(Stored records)
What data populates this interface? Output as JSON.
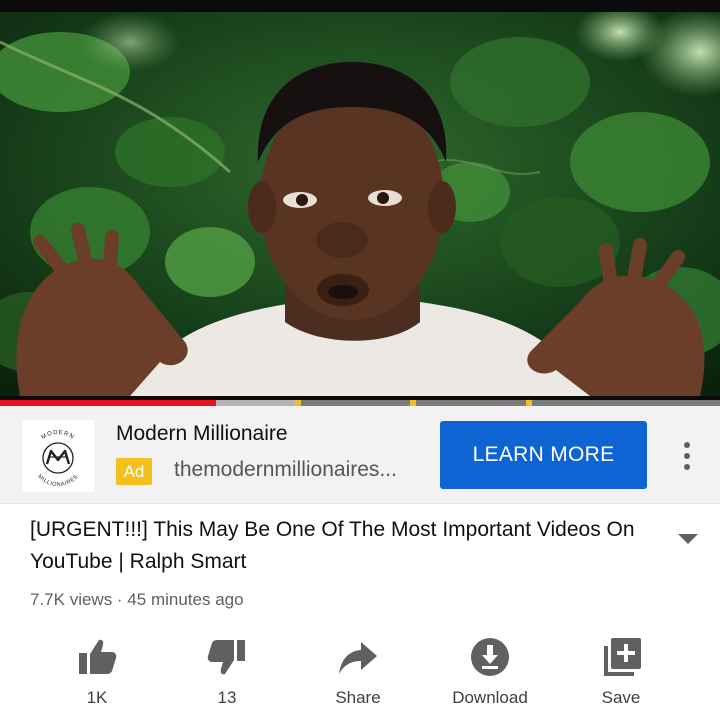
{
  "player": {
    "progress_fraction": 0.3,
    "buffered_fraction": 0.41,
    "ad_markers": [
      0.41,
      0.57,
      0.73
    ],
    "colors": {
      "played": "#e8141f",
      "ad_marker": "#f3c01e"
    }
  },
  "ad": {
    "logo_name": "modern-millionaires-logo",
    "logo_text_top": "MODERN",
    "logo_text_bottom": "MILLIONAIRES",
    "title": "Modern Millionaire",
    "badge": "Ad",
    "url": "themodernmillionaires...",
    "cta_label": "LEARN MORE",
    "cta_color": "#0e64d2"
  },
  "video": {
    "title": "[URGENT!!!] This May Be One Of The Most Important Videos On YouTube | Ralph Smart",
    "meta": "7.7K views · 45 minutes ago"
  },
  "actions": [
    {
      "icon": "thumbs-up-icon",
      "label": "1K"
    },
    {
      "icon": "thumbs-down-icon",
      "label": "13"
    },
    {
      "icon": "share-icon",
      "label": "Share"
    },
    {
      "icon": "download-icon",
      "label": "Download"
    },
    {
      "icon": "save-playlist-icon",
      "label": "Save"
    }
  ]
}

▶ _WHAT YOU ARE ASKED TO DO_
Transcribe the entries above verbatim, omitting their pictures.

▶ _WRITTEN ANSWER_
What data populates this interface? Output as JSON.
{
  "player": {
    "progress_fraction": 0.3,
    "buffered_fraction": 0.41,
    "ad_markers": [
      0.41,
      0.57,
      0.73
    ],
    "colors": {
      "played": "#e8141f",
      "ad_marker": "#f3c01e"
    }
  },
  "ad": {
    "logo_name": "modern-millionaires-logo",
    "logo_text_top": "MODERN",
    "logo_text_bottom": "MILLIONAIRES",
    "title": "Modern Millionaire",
    "badge": "Ad",
    "url": "themodernmillionaires...",
    "cta_label": "LEARN MORE",
    "cta_color": "#0e64d2"
  },
  "video": {
    "title": "[URGENT!!!] This May Be One Of The Most Important Videos On YouTube | Ralph Smart",
    "meta": "7.7K views · 45 minutes ago"
  },
  "actions": [
    {
      "icon": "thumbs-up-icon",
      "label": "1K"
    },
    {
      "icon": "thumbs-down-icon",
      "label": "13"
    },
    {
      "icon": "share-icon",
      "label": "Share"
    },
    {
      "icon": "download-icon",
      "label": "Download"
    },
    {
      "icon": "save-playlist-icon",
      "label": "Save"
    }
  ]
}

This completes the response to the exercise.